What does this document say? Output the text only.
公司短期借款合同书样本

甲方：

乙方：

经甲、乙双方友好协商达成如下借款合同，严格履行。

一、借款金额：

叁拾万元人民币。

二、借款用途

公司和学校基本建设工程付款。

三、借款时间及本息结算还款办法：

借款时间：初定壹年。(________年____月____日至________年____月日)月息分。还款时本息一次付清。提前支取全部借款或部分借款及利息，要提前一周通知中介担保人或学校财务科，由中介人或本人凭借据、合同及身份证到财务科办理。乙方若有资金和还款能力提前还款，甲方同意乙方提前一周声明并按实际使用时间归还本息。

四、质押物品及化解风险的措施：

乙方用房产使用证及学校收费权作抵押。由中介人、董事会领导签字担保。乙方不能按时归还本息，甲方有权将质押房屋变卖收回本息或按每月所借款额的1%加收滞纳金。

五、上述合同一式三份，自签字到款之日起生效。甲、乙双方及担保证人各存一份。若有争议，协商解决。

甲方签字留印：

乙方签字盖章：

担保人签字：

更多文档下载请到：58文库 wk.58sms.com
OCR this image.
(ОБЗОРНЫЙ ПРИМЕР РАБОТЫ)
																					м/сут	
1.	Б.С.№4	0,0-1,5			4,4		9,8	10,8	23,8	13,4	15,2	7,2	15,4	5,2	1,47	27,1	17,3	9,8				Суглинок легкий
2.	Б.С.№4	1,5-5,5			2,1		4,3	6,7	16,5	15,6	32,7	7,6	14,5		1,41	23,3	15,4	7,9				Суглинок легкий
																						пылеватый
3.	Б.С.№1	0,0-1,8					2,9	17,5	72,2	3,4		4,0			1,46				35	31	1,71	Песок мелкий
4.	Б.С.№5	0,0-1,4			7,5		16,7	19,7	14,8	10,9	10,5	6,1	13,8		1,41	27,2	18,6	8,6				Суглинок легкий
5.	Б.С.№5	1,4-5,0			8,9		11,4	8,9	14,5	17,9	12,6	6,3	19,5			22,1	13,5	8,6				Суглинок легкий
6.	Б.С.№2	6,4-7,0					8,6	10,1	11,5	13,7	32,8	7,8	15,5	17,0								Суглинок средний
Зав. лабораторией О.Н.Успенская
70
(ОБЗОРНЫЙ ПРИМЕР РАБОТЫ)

......

_REQUIRED TASK_: Repeat the listing in full, keeping every line exactly as it is.

_COMPLETE RESPONSE_:
What does this document say? Output the text only.
公司短期借款合同书样本

甲方：

乙方：

经甲、乙双方友好协商达成如下借款合同，严格履行。

一、借款金额：

叁拾万元人民币。

二、借款用途

公司和学校基本建设工程付款。

三、借款时间及本息结算还款办法：

借款时间：初定壹年。(________年____月____日至________年____月日)月息分。还款时本息一次付清。提前支取全部借款或部分借款及利息，要提前一周通知中介担保人或学校财务科，由中介人或本人凭借据、合同及身份证到财务科办理。乙方若有资金和还款能力提前还款，甲方同意乙方提前一周声明并按实际使用时间归还本息。

四、质押物品及化解风险的措施：

乙方用房产使用证及学校收费权作抵押。由中介人、董事会领导签字担保。乙方不能按时归还本息，甲方有权将质押房屋变卖收回本息或按每月所借款额的1%加收滞纳金。

五、上述合同一式三份，自签字到款之日起生效。甲、乙双方及担保证人各存一份。若有争议，协商解决。

甲方签字留印：

乙方签字盖章：

担保人签字：

更多文档下载请到：58文库 wk.58sms.com
OCR this image.
(ОБЗОРНЫЙ ПРИМЕР РАБОТЫ)
																					м/сут	
1.	Б.С.№4	0,0-1,5			4,4		9,8	10,8	23,8	13,4	15,2	7,2	15,4	5,2	1,47	27,1	17,3	9,8				Суглинок легкий
2.	Б.С.№4	1,5-5,5			2,1		4,3	6,7	16,5	15,6	32,7	7,6	14,5		1,41	23,3	15,4	7,9				Суглинок легкий
																						пылеватый
3.	Б.С.№1	0,0-1,8					2,9	17,5	72,2	3,4		4,0			1,46				35	31	1,71	Песок мелкий
4.	Б.С.№5	0,0-1,4			7,5		16,7	19,7	14,8	10,9	10,5	6,1	13,8		1,41	27,2	18,6	8,6				Суглинок легкий
5.	Б.С.№5	1,4-5,0			8,9		11,4	8,9	14,5	17,9	12,6	6,3	19,5			22,1	13,5	8,6				Суглинок легкий
6.	Б.С.№2	6,4-7,0					8,6	10,1	11,5	13,7	32,8	7,8	15,5	17,0								Суглинок средний
Зав. лабораторией О.Н.Успенская
70
(ОБЗОРНЫЙ ПРИМЕР РАБОТЫ)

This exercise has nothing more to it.